### Listed records

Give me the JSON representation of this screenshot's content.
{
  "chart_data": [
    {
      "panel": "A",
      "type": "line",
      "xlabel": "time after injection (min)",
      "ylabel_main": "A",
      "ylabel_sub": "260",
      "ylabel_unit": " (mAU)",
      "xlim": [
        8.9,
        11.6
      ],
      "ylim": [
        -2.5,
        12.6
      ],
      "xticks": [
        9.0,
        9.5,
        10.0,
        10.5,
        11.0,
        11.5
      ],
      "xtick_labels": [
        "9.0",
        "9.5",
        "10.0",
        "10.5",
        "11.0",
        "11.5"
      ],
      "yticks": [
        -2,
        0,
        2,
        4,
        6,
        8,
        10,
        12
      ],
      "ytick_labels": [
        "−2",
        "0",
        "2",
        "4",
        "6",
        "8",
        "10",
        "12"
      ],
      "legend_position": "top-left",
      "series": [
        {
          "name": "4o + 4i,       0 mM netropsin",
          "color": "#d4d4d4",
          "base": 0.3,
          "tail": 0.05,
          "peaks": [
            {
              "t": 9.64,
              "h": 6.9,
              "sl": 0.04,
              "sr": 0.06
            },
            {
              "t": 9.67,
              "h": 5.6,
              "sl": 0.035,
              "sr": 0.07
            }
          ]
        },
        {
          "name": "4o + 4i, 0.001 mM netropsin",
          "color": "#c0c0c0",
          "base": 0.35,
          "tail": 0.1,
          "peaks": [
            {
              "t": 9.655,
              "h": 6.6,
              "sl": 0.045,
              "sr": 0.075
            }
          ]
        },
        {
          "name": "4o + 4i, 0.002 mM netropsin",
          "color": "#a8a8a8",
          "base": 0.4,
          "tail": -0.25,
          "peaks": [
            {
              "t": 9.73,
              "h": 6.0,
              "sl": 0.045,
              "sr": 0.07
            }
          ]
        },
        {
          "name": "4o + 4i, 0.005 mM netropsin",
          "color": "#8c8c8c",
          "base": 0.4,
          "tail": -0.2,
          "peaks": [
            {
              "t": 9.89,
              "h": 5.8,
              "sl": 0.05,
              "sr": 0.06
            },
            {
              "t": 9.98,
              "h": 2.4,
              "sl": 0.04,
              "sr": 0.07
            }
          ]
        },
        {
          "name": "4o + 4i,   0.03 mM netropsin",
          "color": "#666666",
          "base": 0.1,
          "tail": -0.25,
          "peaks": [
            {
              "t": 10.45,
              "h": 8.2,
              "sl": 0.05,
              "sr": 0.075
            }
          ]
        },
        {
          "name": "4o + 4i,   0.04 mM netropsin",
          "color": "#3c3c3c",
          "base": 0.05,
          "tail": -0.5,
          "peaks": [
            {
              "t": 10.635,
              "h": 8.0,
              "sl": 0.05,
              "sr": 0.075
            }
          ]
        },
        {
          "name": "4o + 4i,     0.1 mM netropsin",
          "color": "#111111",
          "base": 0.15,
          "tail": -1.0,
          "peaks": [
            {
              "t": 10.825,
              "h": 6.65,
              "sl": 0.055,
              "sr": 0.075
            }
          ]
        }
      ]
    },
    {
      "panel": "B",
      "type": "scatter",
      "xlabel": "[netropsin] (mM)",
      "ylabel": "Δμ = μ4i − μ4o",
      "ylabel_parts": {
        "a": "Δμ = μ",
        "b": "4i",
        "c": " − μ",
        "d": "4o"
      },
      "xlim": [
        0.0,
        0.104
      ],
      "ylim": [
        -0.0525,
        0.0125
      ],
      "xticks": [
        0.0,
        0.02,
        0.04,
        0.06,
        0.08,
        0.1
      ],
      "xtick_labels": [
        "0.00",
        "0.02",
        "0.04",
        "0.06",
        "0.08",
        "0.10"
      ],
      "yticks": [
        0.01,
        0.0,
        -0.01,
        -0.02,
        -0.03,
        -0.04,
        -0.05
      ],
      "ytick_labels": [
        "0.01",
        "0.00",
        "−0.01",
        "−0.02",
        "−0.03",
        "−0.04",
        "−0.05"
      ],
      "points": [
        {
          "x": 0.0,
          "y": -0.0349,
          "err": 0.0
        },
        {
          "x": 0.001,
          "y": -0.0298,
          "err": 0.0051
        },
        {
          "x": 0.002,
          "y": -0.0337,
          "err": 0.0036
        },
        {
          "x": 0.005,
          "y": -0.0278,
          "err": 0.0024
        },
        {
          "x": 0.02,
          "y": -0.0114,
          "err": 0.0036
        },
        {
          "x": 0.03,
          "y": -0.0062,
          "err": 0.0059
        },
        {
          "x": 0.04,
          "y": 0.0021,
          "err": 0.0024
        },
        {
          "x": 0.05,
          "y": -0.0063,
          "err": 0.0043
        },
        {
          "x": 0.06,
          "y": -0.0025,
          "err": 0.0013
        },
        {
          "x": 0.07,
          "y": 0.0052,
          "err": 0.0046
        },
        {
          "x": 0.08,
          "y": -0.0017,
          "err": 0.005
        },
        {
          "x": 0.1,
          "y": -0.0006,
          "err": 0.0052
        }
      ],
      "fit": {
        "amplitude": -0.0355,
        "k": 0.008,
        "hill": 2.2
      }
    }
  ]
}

### Task brief
Determine how many lines in the listing above hold the string "base", then write only the number.

### Task result
7